- _Extracted records_
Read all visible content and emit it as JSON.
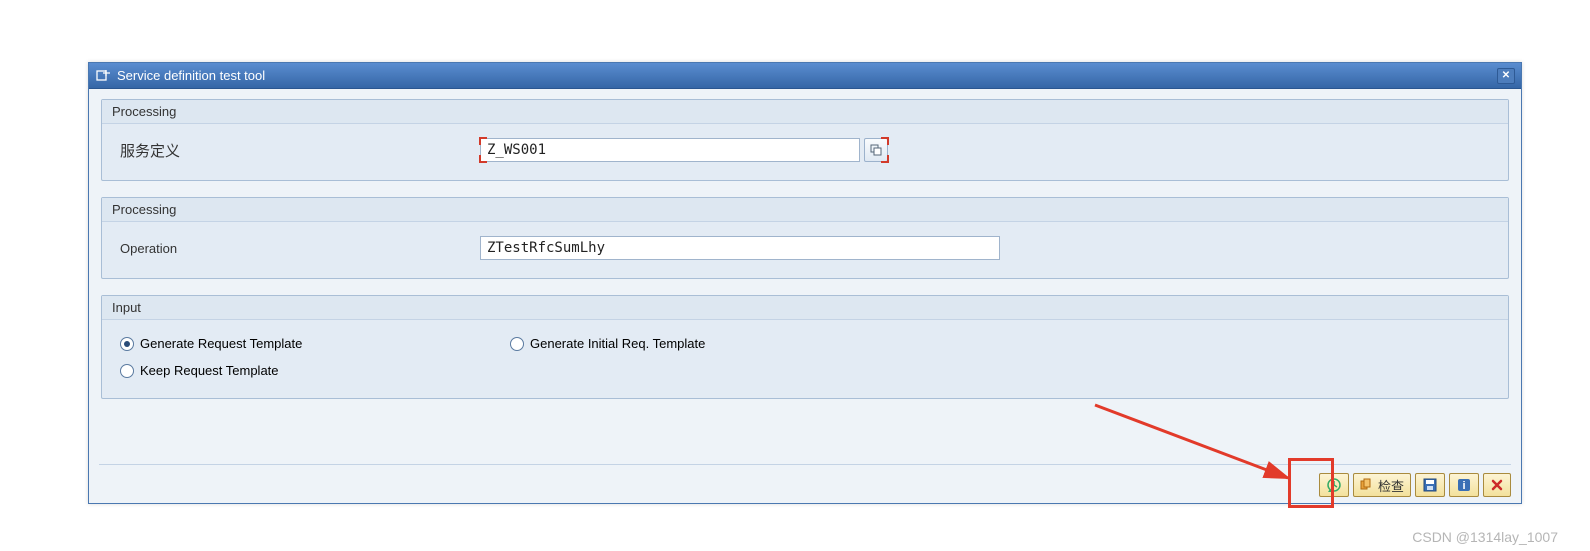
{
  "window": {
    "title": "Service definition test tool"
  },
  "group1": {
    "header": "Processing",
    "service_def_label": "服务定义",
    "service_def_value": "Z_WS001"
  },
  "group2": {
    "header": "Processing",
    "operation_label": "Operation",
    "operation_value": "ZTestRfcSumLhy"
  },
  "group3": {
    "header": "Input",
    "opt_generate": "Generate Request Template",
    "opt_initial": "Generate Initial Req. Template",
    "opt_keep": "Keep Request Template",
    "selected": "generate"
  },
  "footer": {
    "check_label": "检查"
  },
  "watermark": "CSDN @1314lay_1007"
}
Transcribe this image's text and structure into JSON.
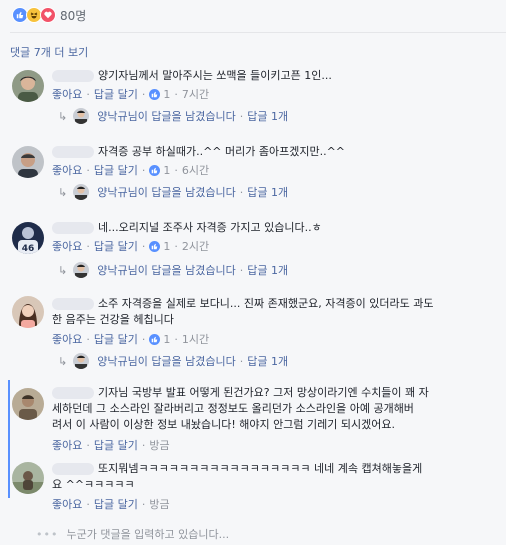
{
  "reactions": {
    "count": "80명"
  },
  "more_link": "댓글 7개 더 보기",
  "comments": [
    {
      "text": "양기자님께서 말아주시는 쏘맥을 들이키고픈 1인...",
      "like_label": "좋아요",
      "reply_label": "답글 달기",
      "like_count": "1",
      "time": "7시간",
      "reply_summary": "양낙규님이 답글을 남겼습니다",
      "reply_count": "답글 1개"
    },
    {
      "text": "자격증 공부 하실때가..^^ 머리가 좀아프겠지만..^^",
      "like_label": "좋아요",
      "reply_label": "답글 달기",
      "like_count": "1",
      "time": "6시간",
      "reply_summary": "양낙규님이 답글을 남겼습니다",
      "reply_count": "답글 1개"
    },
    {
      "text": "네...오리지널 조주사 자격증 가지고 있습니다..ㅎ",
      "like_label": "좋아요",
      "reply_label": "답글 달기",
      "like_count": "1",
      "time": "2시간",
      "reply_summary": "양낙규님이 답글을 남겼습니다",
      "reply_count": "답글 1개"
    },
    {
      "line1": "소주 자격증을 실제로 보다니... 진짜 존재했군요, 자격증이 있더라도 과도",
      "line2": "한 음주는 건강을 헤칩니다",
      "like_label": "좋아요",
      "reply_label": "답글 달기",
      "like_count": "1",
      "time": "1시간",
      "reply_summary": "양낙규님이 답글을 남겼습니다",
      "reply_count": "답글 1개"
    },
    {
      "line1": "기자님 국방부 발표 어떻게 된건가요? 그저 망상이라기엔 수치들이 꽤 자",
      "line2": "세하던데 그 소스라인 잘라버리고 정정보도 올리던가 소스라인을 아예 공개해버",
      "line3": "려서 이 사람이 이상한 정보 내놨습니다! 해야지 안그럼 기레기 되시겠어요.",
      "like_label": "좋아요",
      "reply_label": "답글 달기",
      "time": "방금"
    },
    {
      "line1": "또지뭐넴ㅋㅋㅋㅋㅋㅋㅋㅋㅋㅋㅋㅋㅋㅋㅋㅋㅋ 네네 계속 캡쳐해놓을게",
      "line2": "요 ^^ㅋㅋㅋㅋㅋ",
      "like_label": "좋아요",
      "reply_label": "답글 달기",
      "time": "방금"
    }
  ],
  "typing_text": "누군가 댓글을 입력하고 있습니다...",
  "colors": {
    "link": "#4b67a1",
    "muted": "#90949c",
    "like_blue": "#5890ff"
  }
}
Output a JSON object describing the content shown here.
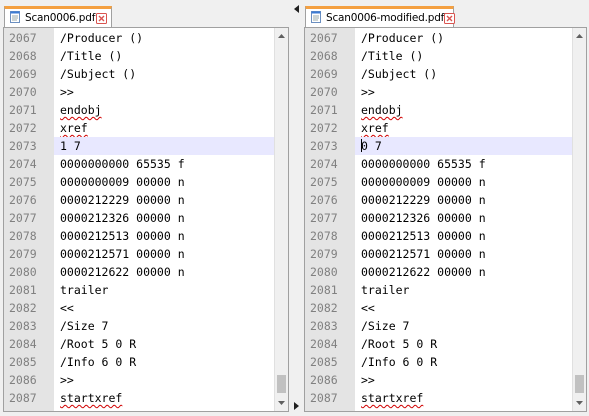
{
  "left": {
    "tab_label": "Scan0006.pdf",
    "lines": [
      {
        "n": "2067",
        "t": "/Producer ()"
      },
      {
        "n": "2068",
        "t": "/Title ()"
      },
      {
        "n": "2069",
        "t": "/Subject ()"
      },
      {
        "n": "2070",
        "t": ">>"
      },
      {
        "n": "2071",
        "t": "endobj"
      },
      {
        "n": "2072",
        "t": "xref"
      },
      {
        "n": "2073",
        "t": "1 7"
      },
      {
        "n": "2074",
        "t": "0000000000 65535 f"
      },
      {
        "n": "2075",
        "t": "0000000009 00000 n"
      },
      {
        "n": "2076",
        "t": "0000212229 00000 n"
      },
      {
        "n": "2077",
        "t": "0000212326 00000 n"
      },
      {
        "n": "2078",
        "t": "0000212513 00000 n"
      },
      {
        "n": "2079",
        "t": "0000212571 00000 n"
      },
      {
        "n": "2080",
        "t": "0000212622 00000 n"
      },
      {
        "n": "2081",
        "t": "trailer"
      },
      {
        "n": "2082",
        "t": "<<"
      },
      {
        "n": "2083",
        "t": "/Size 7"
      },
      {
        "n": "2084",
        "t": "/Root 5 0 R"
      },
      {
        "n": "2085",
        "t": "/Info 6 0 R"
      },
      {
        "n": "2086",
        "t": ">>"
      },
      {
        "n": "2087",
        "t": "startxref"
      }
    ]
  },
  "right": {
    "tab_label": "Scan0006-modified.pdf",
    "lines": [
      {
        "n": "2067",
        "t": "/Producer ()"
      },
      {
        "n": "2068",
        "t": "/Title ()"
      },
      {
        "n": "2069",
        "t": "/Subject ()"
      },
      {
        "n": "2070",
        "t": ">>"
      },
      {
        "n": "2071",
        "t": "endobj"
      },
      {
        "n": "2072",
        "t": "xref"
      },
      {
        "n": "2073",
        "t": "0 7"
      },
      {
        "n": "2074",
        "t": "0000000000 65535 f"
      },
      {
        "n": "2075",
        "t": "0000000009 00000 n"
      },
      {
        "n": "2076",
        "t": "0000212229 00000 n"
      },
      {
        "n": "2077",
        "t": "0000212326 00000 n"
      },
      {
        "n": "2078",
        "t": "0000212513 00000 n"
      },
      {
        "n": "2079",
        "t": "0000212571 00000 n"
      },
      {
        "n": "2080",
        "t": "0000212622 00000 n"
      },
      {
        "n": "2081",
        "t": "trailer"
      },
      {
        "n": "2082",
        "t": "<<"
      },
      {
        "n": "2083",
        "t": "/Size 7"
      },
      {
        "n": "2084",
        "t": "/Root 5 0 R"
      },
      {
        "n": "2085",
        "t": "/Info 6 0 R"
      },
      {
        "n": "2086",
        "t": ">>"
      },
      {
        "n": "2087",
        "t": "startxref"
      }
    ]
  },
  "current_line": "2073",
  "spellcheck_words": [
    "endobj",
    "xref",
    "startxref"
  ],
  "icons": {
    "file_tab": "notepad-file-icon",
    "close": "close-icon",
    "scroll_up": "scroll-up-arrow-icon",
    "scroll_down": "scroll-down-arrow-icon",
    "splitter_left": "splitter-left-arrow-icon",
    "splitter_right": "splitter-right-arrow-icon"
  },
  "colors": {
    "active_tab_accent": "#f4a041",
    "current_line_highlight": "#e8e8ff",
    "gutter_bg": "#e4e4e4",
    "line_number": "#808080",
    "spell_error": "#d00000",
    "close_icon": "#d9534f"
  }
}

- _EXERCISE DIRECTIONS_
Return every line of the records exactly as given, pictures excluded.

- _RESPONSE TO THE TASK_
Read all visible content and emit it as JSON.
{
  "window": {
    "title": "Service definition test tool"
  },
  "group1": {
    "header": "Processing",
    "service_def_label": "服务定义",
    "service_def_value": "Z_WS001"
  },
  "group2": {
    "header": "Processing",
    "operation_label": "Operation",
    "operation_value": "ZTestRfcSumLhy"
  },
  "group3": {
    "header": "Input",
    "opt_generate": "Generate Request Template",
    "opt_initial": "Generate Initial Req. Template",
    "opt_keep": "Keep Request Template",
    "selected": "generate"
  },
  "footer": {
    "check_label": "检查"
  },
  "watermark": "CSDN @1314lay_1007"
}
Transcribe this image's text and structure into JSON.
{
  "reactions": {
    "count": "80명"
  },
  "more_link": "댓글 7개 더 보기",
  "comments": [
    {
      "text": "양기자님께서 말아주시는 쏘맥을 들이키고픈 1인...",
      "like_label": "좋아요",
      "reply_label": "답글 달기",
      "like_count": "1",
      "time": "7시간",
      "reply_summary": "양낙규님이 답글을 남겼습니다",
      "reply_count": "답글 1개"
    },
    {
      "text": "자격증 공부 하실때가..^^ 머리가 좀아프겠지만..^^",
      "like_label": "좋아요",
      "reply_label": "답글 달기",
      "like_count": "1",
      "time": "6시간",
      "reply_summary": "양낙규님이 답글을 남겼습니다",
      "reply_count": "답글 1개"
    },
    {
      "text": "네...오리지널 조주사 자격증 가지고 있습니다..ㅎ",
      "like_label": "좋아요",
      "reply_label": "답글 달기",
      "like_count": "1",
      "time": "2시간",
      "reply_summary": "양낙규님이 답글을 남겼습니다",
      "reply_count": "답글 1개"
    },
    {
      "line1": "소주 자격증을 실제로 보다니... 진짜 존재했군요, 자격증이 있더라도 과도",
      "line2": "한 음주는 건강을 헤칩니다",
      "like_label": "좋아요",
      "reply_label": "답글 달기",
      "like_count": "1",
      "time": "1시간",
      "reply_summary": "양낙규님이 답글을 남겼습니다",
      "reply_count": "답글 1개"
    },
    {
      "line1": "기자님 국방부 발표 어떻게 된건가요? 그저 망상이라기엔 수치들이 꽤 자",
      "line2": "세하던데 그 소스라인 잘라버리고 정정보도 올리던가 소스라인을 아예 공개해버",
      "line3": "려서 이 사람이 이상한 정보 내놨습니다! 해야지 안그럼 기레기 되시겠어요.",
      "like_label": "좋아요",
      "reply_label": "답글 달기",
      "time": "방금"
    },
    {
      "line1": "또지뭐넴ㅋㅋㅋㅋㅋㅋㅋㅋㅋㅋㅋㅋㅋㅋㅋㅋㅋ 네네 계속 캡쳐해놓을게",
      "line2": "요 ^^ㅋㅋㅋㅋㅋ",
      "like_label": "좋아요",
      "reply_label": "답글 달기",
      "time": "방금"
    }
  ],
  "typing_text": "누군가 댓글을 입력하고 있습니다...",
  "colors": {
    "link": "#4b67a1",
    "muted": "#90949c",
    "like_blue": "#5890ff"
  }
}
Output a JSON object describing the content shown here.
{
  "left": {
    "tab_label": "Scan0006.pdf",
    "lines": [
      {
        "n": "2067",
        "t": "/Producer ()"
      },
      {
        "n": "2068",
        "t": "/Title ()"
      },
      {
        "n": "2069",
        "t": "/Subject ()"
      },
      {
        "n": "2070",
        "t": ">>"
      },
      {
        "n": "2071",
        "t": "endobj"
      },
      {
        "n": "2072",
        "t": "xref"
      },
      {
        "n": "2073",
        "t": "1 7"
      },
      {
        "n": "2074",
        "t": "0000000000 65535 f"
      },
      {
        "n": "2075",
        "t": "0000000009 00000 n"
      },
      {
        "n": "2076",
        "t": "0000212229 00000 n"
      },
      {
        "n": "2077",
        "t": "0000212326 00000 n"
      },
      {
        "n": "2078",
        "t": "0000212513 00000 n"
      },
      {
        "n": "2079",
        "t": "0000212571 00000 n"
      },
      {
        "n": "2080",
        "t": "0000212622 00000 n"
      },
      {
        "n": "2081",
        "t": "trailer"
      },
      {
        "n": "2082",
        "t": "<<"
      },
      {
        "n": "2083",
        "t": "/Size 7"
      },
      {
        "n": "2084",
        "t": "/Root 5 0 R"
      },
      {
        "n": "2085",
        "t": "/Info 6 0 R"
      },
      {
        "n": "2086",
        "t": ">>"
      },
      {
        "n": "2087",
        "t": "startxref"
      }
    ]
  },
  "right": {
    "tab_label": "Scan0006-modified.pdf",
    "lines": [
      {
        "n": "2067",
        "t": "/Producer ()"
      },
      {
        "n": "2068",
        "t": "/Title ()"
      },
      {
        "n": "2069",
        "t": "/Subject ()"
      },
      {
        "n": "2070",
        "t": ">>"
      },
      {
        "n": "2071",
        "t": "endobj"
      },
      {
        "n": "2072",
        "t": "xref"
      },
      {
        "n": "2073",
        "t": "0 7"
      },
      {
        "n": "2074",
        "t": "0000000000 65535 f"
      },
      {
        "n": "2075",
        "t": "0000000009 00000 n"
      },
      {
        "n": "2076",
        "t": "0000212229 00000 n"
      },
      {
        "n": "2077",
        "t": "0000212326 00000 n"
      },
      {
        "n": "2078",
        "t": "0000212513 00000 n"
      },
      {
        "n": "2079",
        "t": "0000212571 00000 n"
      },
      {
        "n": "2080",
        "t": "0000212622 00000 n"
      },
      {
        "n": "2081",
        "t": "trailer"
      },
      {
        "n": "2082",
        "t": "<<"
      },
      {
        "n": "2083",
        "t": "/Size 7"
      },
      {
        "n": "2084",
        "t": "/Root 5 0 R"
      },
      {
        "n": "2085",
        "t": "/Info 6 0 R"
      },
      {
        "n": "2086",
        "t": ">>"
      },
      {
        "n": "2087",
        "t": "startxref"
      }
    ]
  },
  "current_line": "2073",
  "spellcheck_words": [
    "endobj",
    "xref",
    "startxref"
  ],
  "icons": {
    "file_tab": "notepad-file-icon",
    "close": "close-icon",
    "scroll_up": "scroll-up-arrow-icon",
    "scroll_down": "scroll-down-arrow-icon",
    "splitter_left": "splitter-left-arrow-icon",
    "splitter_right": "splitter-right-arrow-icon"
  },
  "colors": {
    "active_tab_accent": "#f4a041",
    "current_line_highlight": "#e8e8ff",
    "gutter_bg": "#e4e4e4",
    "line_number": "#808080",
    "spell_error": "#d00000",
    "close_icon": "#d9534f"
  }
}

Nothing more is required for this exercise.